Each line containing the word "PageScope" must be collected.

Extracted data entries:

* begin *

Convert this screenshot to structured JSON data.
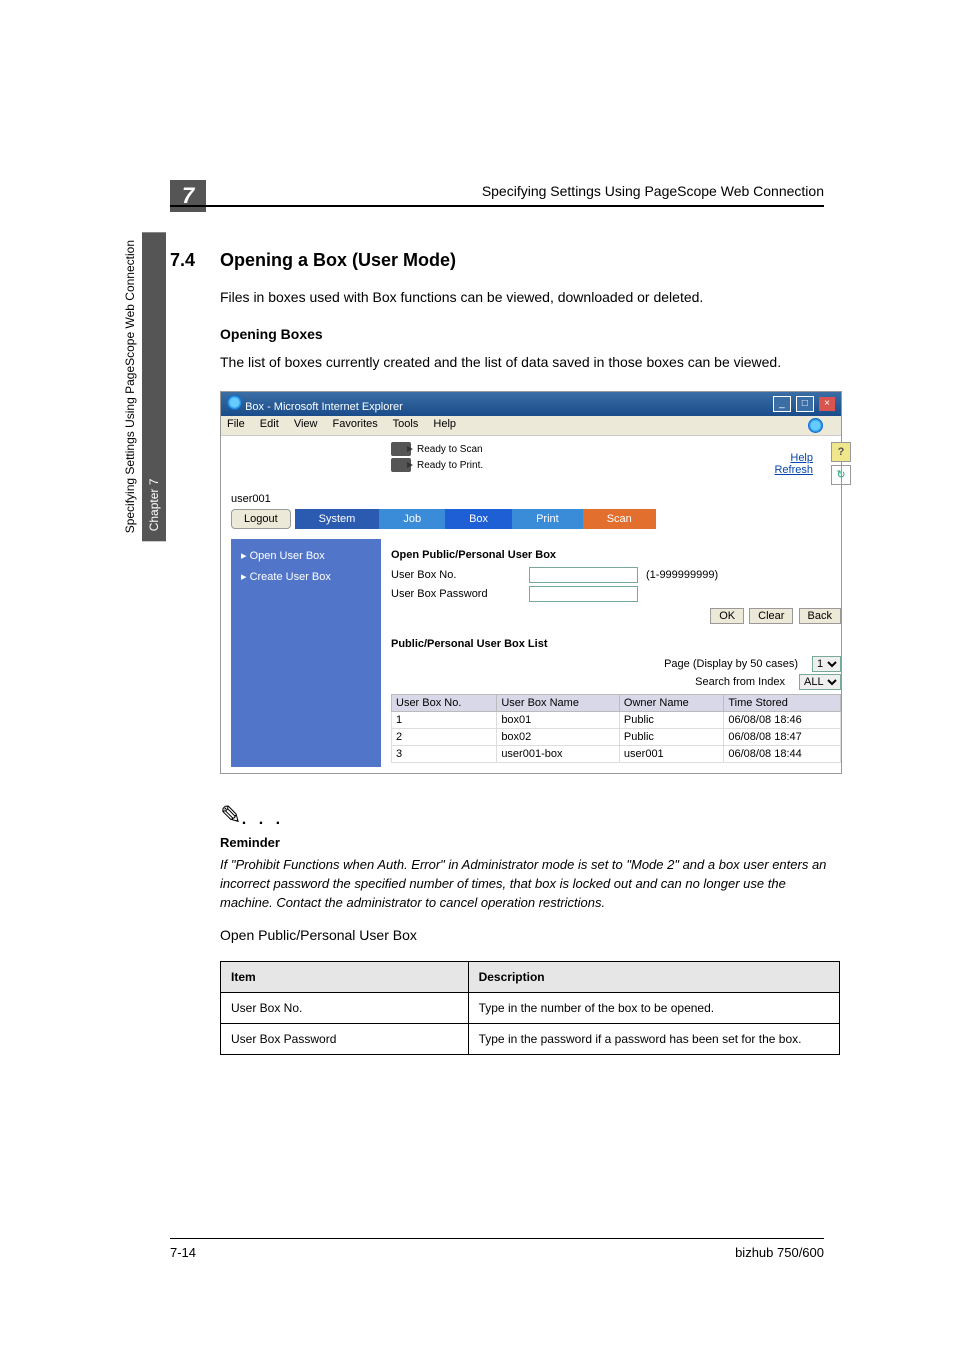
{
  "page": {
    "header_chapter_num": "7",
    "header_title": "Specifying Settings Using PageScope Web Connection",
    "side_chapter": "Chapter 7",
    "side_title": "Specifying Settings Using PageScope Web Connection",
    "section_num": "7.4",
    "section_title": "Opening a Box (User Mode)",
    "intro": "Files in boxes used with Box functions can be viewed, downloaded or deleted.",
    "sub_heading": "Opening Boxes",
    "sub_text": "The list of boxes currently created and the list of data saved in those boxes can be viewed.",
    "note_label": "Reminder",
    "note_text": "If \"Prohibit Functions when Auth. Error\" in Administrator mode is set to \"Mode 2\" and a box user enters an incorrect password the specified number of times, that box is locked out and can no longer use the machine. Contact the administrator to cancel operation restrictions.",
    "table_caption": "Open Public/Personal User Box",
    "desc_table": {
      "head_item": "Item",
      "head_desc": "Description",
      "rows": [
        {
          "item": "User Box No.",
          "desc": "Type in the number of the box to be opened."
        },
        {
          "item": "User Box Password",
          "desc": "Type in the password if a password has been set for the box."
        }
      ]
    },
    "footer_left": "7-14",
    "footer_right": "bizhub 750/600"
  },
  "screenshot": {
    "titlebar": "Box - Microsoft Internet Explorer",
    "menus": [
      "File",
      "Edit",
      "View",
      "Favorites",
      "Tools",
      "Help"
    ],
    "status": {
      "scan": "Ready to Scan",
      "print": "Ready to Print."
    },
    "links": {
      "help": "Help",
      "refresh": "Refresh"
    },
    "user": "user001",
    "logout": "Logout",
    "tabs": {
      "system": "System",
      "job": "Job",
      "box": "Box",
      "print": "Print",
      "scan": "Scan"
    },
    "sidebar": {
      "open": "Open User Box",
      "create": "Create User Box"
    },
    "open_section_title": "Open Public/Personal User Box",
    "form": {
      "box_no_label": "User Box No.",
      "box_no_range": "(1-999999999)",
      "password_label": "User Box Password",
      "ok": "OK",
      "clear": "Clear",
      "back": "Back"
    },
    "list_title": "Public/Personal User Box List",
    "page_label": "Page (Display by 50 cases)",
    "page_value": "1",
    "search_label": "Search from Index",
    "search_value": "ALL",
    "columns": {
      "no": "User Box No.",
      "name": "User Box Name",
      "owner": "Owner Name",
      "time": "Time Stored"
    },
    "rows": [
      {
        "no": "1",
        "name": "box01",
        "owner": "Public",
        "time": "06/08/08 18:46"
      },
      {
        "no": "2",
        "name": "box02",
        "owner": "Public",
        "time": "06/08/08 18:47"
      },
      {
        "no": "3",
        "name": "user001-box",
        "owner": "user001",
        "time": "06/08/08 18:44"
      }
    ]
  }
}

* end *

● **Written solution**:
    "header_title": "Specifying Settings Using PageScope Web Connection",
    "side_title": "Specifying Settings Using PageScope Web Connection",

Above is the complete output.